--- DATASET EXTRACT ---
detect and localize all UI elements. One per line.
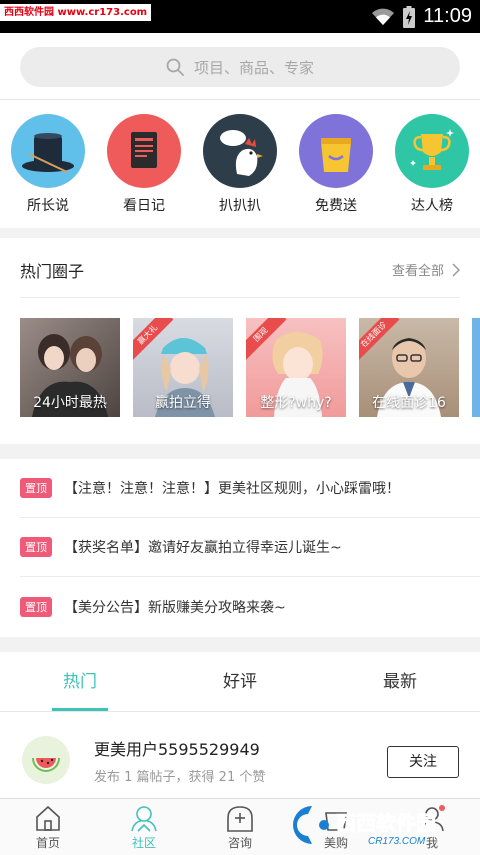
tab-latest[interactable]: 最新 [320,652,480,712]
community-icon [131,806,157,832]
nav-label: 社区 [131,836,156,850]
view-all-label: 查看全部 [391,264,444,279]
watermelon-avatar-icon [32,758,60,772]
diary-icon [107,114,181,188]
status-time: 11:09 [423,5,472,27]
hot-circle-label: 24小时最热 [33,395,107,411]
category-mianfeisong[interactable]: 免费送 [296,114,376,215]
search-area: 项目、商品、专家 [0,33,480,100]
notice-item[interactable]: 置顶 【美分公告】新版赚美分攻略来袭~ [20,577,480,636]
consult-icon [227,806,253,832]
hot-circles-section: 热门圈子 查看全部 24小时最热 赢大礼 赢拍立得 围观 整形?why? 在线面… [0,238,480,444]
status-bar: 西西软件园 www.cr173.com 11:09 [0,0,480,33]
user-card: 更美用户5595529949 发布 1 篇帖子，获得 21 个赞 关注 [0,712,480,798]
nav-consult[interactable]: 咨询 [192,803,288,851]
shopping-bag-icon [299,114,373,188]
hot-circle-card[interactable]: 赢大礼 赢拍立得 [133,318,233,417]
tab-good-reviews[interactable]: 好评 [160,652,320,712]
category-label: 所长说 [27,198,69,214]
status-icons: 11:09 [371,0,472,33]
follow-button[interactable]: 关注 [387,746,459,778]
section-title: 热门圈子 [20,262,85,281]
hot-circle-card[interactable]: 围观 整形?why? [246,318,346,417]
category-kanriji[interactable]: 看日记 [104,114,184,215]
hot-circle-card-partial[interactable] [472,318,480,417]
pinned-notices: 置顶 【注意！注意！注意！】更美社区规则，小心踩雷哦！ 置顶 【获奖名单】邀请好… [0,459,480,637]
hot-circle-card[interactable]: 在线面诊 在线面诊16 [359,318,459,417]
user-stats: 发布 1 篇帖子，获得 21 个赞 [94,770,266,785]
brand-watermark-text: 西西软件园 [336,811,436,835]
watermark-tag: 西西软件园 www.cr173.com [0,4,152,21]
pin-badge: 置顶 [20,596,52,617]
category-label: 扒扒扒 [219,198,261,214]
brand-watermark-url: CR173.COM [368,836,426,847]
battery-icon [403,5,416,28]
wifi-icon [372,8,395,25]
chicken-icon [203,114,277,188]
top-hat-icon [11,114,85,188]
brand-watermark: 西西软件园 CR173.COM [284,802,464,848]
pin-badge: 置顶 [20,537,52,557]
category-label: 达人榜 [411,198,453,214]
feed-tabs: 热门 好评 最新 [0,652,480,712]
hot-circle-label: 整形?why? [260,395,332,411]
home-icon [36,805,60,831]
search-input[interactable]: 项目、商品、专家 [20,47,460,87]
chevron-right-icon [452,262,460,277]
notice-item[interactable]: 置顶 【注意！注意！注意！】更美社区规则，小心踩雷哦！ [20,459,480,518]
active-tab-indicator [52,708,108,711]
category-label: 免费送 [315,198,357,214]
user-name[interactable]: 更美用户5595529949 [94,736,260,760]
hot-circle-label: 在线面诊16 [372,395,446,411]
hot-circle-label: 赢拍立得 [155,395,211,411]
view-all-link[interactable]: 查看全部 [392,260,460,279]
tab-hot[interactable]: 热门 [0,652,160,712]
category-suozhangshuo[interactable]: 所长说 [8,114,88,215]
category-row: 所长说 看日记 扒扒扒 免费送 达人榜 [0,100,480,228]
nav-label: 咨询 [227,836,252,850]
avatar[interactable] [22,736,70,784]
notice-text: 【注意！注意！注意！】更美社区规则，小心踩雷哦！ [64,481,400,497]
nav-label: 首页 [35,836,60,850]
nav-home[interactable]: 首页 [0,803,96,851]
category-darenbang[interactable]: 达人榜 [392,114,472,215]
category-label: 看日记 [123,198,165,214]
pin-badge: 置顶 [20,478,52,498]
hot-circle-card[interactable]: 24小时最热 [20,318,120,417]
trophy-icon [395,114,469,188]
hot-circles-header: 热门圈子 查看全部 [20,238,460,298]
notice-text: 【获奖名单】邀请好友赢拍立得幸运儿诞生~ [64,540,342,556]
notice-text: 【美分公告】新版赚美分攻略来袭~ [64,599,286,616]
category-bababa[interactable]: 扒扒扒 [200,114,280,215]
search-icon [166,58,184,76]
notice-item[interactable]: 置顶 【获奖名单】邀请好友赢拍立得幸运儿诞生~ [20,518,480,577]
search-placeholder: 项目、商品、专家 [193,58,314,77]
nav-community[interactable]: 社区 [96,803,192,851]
---
--- DATASET EXTRACT ---
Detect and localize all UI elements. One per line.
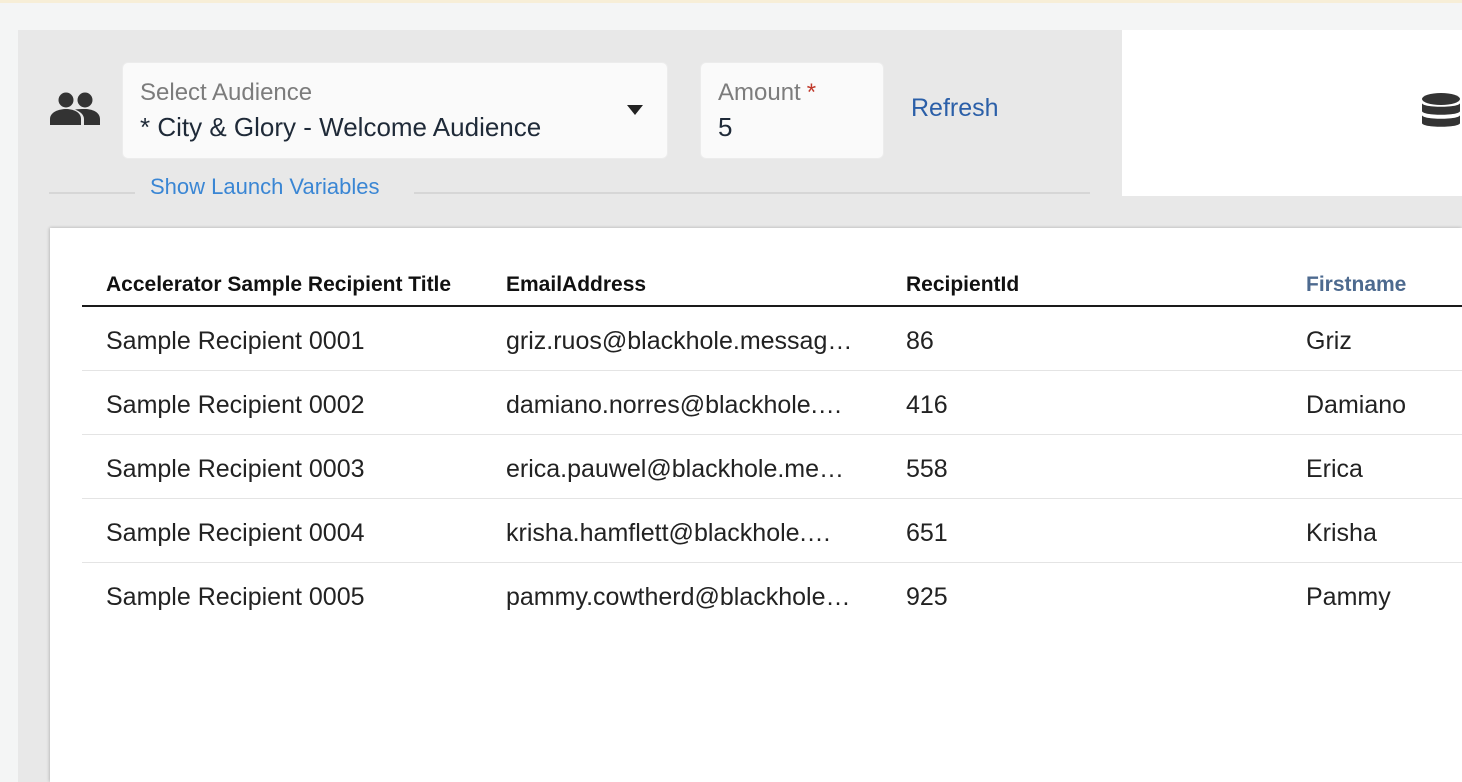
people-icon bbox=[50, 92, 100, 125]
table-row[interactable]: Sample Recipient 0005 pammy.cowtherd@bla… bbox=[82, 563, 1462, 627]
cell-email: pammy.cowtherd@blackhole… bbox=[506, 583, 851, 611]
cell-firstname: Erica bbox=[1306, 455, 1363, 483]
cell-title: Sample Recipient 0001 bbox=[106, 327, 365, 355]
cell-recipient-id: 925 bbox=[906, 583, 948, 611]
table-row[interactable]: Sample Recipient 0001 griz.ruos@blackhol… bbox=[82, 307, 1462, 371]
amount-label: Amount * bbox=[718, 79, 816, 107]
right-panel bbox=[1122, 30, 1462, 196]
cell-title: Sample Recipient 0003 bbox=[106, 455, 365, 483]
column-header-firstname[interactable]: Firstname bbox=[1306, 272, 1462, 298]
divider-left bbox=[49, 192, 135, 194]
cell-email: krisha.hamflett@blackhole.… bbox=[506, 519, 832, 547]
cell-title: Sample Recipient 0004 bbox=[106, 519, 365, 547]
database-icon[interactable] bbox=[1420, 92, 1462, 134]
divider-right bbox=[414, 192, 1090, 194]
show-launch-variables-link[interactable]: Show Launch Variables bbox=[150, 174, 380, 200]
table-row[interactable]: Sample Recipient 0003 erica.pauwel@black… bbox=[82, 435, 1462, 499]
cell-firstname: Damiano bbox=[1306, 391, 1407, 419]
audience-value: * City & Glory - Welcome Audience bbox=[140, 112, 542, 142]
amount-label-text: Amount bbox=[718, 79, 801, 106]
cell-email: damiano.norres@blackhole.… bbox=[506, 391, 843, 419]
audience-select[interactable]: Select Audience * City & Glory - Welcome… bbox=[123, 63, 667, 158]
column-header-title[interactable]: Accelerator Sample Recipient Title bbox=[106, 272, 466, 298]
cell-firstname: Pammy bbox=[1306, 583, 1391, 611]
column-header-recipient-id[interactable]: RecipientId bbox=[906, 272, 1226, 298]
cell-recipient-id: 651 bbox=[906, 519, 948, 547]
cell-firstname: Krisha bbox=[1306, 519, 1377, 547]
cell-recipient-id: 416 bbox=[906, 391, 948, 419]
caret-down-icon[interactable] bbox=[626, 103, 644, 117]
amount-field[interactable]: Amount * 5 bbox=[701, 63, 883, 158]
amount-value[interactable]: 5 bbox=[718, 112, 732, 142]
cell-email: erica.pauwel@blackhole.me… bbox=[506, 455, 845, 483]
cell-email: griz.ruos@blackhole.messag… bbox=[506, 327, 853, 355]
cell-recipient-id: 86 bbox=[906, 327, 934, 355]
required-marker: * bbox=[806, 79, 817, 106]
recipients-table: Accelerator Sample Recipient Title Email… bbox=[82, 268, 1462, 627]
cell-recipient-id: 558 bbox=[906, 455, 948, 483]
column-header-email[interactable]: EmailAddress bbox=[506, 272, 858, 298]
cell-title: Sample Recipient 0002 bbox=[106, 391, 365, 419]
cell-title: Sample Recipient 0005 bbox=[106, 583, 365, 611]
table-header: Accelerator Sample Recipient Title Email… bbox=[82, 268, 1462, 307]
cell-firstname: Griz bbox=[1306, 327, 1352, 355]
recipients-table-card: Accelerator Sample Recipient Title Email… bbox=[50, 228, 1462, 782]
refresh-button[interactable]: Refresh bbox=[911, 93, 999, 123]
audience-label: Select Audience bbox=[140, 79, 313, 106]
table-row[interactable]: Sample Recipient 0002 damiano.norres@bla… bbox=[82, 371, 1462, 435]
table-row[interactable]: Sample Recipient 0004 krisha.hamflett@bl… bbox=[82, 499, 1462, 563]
---
--- DATASET EXTRACT ---
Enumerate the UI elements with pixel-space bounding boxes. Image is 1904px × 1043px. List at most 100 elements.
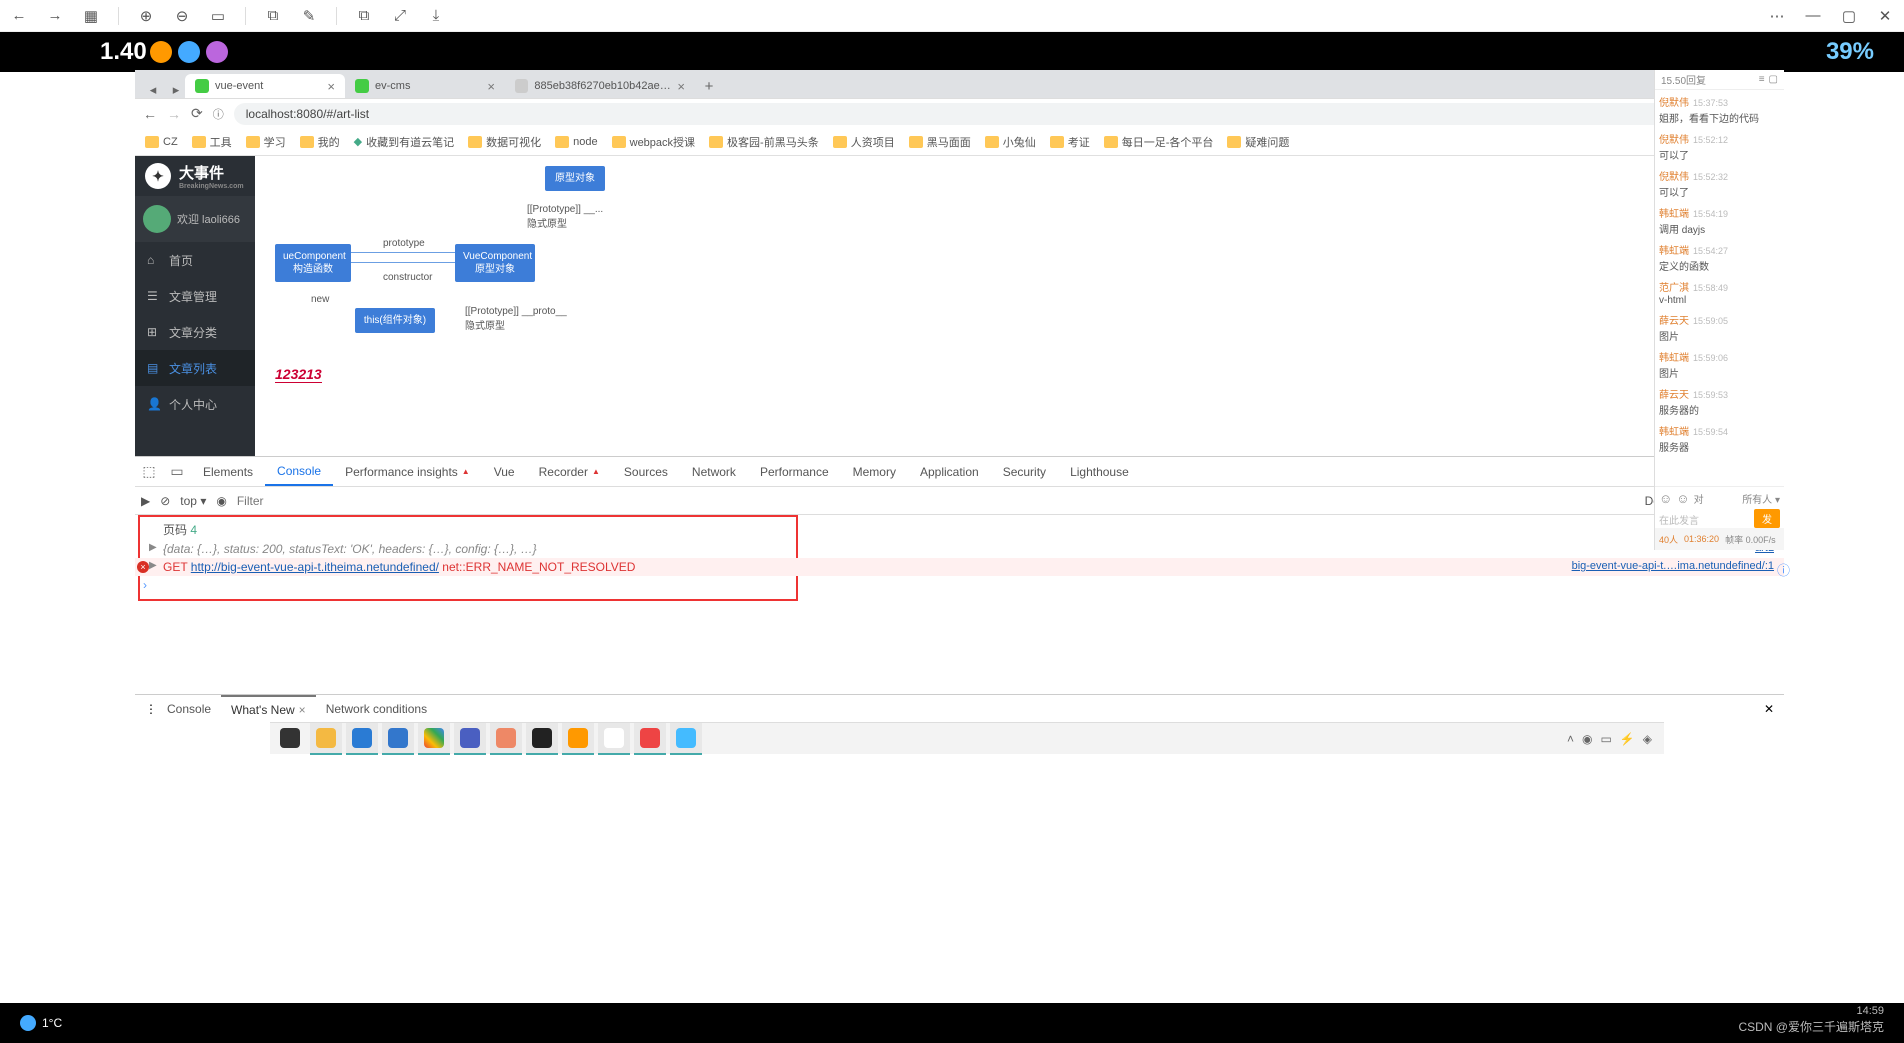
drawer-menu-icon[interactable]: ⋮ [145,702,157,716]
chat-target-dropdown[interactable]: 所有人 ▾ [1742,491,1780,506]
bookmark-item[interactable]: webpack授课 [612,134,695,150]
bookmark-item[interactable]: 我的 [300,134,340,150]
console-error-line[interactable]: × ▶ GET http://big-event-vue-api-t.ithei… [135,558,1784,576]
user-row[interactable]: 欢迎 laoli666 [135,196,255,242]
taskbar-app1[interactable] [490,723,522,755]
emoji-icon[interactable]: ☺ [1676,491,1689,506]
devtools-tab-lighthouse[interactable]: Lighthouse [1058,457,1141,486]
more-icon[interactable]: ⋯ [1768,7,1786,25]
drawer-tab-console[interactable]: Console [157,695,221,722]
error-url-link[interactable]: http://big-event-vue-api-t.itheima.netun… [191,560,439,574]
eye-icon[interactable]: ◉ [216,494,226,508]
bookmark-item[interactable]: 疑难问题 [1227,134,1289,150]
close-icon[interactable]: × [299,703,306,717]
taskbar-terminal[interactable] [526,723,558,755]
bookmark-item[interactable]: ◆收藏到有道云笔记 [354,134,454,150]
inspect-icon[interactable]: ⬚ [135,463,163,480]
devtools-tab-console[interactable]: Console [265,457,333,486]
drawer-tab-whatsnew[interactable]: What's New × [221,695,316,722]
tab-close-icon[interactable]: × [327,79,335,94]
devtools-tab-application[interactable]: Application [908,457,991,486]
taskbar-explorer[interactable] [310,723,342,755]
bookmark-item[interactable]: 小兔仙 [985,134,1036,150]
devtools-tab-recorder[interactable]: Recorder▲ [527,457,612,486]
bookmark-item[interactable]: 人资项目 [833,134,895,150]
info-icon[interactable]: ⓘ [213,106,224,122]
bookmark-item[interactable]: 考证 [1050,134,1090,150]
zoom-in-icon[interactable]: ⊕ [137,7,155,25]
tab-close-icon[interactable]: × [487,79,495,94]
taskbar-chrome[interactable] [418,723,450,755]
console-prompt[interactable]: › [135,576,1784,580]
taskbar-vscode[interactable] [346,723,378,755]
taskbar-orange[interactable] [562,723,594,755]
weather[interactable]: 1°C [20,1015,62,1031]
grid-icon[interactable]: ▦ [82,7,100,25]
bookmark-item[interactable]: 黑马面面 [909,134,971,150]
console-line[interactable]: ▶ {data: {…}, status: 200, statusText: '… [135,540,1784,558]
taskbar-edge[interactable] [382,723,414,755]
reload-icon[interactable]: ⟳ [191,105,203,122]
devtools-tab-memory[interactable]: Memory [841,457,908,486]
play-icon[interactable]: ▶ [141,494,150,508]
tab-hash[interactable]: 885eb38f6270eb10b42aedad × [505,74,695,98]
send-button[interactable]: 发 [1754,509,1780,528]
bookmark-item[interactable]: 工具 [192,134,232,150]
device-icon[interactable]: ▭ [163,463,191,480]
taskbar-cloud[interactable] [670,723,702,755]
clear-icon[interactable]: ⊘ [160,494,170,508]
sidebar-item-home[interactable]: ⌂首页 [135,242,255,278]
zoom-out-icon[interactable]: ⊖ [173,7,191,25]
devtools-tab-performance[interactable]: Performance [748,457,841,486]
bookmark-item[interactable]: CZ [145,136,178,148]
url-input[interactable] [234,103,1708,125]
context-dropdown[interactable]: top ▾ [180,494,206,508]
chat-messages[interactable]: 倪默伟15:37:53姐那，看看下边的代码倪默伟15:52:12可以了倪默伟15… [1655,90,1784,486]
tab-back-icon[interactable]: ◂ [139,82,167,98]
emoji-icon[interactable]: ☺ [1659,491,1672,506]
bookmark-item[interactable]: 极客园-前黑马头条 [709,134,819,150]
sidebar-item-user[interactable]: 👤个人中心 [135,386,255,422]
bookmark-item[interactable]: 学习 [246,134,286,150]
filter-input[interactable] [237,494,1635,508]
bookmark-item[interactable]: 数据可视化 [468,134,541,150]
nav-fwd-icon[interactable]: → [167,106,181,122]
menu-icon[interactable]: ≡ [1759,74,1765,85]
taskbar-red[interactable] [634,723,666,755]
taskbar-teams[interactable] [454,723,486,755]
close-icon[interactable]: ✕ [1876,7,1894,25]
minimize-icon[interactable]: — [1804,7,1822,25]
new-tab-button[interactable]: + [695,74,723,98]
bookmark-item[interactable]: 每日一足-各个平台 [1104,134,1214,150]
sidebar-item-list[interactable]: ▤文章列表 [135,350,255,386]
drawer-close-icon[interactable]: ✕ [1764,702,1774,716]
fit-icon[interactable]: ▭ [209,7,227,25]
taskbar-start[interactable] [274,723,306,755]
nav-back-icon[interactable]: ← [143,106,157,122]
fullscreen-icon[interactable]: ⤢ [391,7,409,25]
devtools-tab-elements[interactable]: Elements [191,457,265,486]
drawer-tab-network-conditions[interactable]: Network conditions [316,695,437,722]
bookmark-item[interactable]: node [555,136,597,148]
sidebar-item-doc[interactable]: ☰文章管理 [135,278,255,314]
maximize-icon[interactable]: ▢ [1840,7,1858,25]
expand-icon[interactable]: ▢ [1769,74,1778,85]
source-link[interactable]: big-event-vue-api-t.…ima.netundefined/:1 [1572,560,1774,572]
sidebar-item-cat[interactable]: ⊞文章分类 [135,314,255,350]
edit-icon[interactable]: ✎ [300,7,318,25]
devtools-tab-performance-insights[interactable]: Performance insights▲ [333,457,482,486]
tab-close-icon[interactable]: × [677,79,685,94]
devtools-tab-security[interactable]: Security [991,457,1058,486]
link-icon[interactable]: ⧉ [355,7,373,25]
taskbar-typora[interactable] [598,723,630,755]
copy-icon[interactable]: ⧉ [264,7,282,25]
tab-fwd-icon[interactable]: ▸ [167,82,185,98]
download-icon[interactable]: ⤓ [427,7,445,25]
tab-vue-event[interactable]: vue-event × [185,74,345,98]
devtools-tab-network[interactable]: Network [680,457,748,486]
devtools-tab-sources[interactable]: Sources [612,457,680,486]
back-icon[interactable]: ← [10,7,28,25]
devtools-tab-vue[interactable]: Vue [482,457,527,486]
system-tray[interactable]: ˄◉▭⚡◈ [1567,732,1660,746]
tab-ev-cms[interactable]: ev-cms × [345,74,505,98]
---
### EXERCISE
Write everything in the records above from the line containing "people-icon bbox=[50, 92, 100, 125]" down to the line containing "cell-recipient-id: 925 bbox=[906, 583, 948, 611]", both included, as a JSON list of strings with one string per line and any blank lines omitted.

### RESULT OF THE EXERCISE
[
  "people-icon bbox=[50, 92, 100, 125]",
  "table-row[interactable]: Sample Recipient 0005 pammy.cowtherd@bla… bbox=[82, 563, 1462, 627]",
  "cell-email: pammy.cowtherd@blackhole… bbox=[506, 583, 851, 611]",
  "cell-firstname: Erica bbox=[1306, 455, 1363, 483]",
  "cell-title: Sample Recipient 0001 bbox=[106, 327, 365, 355]",
  "cell-recipient-id: 925 bbox=[906, 583, 948, 611]"
]